Records from a collection
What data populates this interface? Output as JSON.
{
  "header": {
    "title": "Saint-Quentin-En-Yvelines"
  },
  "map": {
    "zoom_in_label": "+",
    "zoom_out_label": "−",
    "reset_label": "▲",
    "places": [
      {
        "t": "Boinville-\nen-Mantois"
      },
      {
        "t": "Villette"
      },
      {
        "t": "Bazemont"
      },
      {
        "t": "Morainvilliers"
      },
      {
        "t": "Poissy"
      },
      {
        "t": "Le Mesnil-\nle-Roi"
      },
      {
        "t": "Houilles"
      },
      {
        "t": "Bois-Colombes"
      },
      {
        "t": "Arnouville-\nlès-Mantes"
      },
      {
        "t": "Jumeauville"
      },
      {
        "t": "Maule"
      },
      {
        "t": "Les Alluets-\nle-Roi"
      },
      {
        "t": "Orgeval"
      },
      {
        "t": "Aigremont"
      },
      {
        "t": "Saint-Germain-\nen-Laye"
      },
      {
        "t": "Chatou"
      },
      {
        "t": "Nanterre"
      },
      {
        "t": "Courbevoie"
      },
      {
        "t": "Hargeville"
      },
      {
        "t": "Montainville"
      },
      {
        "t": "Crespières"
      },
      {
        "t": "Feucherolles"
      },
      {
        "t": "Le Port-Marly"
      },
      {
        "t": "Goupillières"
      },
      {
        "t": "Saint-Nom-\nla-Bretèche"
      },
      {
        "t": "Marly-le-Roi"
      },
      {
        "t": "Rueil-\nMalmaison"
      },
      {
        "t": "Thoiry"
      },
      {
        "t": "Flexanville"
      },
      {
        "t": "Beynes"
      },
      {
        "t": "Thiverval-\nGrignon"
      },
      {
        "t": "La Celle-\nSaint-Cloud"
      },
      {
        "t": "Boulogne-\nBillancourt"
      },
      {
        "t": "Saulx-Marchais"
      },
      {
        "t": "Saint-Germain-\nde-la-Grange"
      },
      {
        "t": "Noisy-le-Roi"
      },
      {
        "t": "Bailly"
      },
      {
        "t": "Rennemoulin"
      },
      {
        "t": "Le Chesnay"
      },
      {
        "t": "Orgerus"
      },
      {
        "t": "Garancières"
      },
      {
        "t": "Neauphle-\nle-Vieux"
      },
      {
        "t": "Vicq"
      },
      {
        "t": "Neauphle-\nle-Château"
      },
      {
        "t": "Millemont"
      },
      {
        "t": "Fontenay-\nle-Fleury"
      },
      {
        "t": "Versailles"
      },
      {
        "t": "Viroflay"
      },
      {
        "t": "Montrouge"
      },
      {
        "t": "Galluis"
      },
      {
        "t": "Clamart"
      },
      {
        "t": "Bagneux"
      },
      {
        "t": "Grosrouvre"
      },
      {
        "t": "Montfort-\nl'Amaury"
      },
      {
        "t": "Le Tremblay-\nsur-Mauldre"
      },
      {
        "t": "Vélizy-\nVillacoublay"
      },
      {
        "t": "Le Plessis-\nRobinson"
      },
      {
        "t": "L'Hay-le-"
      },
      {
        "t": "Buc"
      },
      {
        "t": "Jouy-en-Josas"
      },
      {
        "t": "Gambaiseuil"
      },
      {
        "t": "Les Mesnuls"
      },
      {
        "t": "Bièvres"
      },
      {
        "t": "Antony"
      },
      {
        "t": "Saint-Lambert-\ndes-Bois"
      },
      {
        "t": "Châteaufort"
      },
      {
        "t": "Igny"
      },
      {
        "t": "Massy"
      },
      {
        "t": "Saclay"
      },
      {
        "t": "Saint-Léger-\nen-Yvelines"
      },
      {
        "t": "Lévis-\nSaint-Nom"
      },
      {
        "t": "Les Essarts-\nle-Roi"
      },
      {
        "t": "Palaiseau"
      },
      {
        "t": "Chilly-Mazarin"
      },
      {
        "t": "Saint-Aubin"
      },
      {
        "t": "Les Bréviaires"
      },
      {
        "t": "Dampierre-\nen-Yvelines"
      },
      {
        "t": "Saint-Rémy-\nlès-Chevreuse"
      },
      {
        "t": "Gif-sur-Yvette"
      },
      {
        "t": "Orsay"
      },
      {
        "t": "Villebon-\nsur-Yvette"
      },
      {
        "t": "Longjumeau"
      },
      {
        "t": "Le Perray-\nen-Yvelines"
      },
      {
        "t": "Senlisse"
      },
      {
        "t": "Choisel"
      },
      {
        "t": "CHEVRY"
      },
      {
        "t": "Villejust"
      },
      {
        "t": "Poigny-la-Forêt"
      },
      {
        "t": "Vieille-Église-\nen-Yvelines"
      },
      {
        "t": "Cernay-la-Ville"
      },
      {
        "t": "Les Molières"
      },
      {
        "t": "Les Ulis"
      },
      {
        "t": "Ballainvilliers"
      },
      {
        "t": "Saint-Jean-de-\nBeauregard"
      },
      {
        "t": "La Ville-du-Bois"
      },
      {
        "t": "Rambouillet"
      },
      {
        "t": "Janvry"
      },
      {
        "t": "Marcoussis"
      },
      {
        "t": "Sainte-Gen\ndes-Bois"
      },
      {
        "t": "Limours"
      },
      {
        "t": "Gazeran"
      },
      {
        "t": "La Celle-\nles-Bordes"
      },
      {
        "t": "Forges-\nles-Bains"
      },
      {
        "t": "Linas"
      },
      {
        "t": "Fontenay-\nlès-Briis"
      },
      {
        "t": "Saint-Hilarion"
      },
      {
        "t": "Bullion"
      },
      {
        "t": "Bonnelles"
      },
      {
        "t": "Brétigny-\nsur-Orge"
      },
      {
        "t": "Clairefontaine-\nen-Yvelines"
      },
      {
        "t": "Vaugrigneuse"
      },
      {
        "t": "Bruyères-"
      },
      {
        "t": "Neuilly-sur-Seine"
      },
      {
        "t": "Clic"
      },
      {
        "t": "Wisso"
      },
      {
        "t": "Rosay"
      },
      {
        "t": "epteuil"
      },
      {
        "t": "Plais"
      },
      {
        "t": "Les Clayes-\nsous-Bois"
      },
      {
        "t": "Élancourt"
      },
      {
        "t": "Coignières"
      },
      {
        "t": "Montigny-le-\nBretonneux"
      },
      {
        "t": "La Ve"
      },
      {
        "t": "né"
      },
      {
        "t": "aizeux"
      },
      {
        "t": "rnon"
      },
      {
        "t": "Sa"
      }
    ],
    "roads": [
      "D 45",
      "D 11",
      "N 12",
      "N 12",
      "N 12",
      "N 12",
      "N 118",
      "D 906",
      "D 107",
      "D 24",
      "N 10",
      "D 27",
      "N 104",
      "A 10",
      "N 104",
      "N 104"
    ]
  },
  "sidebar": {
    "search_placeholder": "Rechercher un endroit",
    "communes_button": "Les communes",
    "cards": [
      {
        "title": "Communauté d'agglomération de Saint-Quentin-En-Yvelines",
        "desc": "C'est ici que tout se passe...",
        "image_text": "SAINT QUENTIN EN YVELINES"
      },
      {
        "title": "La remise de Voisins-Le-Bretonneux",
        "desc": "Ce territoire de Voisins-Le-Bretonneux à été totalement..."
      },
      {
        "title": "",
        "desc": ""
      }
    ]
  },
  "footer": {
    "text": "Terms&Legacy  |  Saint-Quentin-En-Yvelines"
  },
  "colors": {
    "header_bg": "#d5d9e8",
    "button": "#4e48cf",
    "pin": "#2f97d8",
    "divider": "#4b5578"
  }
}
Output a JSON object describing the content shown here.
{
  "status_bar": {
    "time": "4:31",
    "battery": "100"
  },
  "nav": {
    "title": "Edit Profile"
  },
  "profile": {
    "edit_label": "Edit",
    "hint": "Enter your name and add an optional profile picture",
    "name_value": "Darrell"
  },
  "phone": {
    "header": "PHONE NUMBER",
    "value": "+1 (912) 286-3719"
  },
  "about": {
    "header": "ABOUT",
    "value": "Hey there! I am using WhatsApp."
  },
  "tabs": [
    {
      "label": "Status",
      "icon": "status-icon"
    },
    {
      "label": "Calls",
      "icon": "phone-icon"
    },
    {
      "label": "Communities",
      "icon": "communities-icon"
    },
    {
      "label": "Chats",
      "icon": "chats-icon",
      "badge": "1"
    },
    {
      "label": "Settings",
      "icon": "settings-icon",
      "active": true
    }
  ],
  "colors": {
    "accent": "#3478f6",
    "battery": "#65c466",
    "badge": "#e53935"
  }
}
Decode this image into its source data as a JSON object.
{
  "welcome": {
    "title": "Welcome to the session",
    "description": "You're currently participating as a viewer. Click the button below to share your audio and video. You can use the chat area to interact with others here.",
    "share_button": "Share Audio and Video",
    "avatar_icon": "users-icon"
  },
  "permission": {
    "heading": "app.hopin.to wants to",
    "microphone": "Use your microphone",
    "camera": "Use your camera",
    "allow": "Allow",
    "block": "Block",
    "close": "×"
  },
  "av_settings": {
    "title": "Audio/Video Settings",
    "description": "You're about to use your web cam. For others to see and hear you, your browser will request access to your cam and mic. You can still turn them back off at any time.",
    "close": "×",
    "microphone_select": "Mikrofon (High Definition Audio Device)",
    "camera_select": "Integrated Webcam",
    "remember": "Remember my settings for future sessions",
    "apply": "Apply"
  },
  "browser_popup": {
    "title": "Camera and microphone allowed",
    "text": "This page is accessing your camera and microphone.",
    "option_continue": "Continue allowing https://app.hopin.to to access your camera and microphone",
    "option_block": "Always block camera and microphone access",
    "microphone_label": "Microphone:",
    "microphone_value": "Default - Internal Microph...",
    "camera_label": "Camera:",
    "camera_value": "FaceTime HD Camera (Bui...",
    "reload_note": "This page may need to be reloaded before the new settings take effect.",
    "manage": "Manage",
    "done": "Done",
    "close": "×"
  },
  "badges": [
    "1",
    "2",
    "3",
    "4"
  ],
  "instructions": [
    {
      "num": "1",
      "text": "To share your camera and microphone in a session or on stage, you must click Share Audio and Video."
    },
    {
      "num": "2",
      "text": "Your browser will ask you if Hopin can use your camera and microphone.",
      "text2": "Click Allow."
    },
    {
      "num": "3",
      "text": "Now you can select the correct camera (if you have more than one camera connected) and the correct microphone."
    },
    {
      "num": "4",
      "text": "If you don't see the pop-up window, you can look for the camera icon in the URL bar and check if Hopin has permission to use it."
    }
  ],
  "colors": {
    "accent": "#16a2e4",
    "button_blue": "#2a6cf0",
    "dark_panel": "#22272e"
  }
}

Aim - Every line above that contains the word "will" should be reported.

Reply to the task -
    "description": "You're about to use your web cam. For others to see and hear you, your browser will request access to your cam and mic. You can still turn them back off at any time.",
      "text": "Your browser will ask you if Hopin can use your camera and microphone.",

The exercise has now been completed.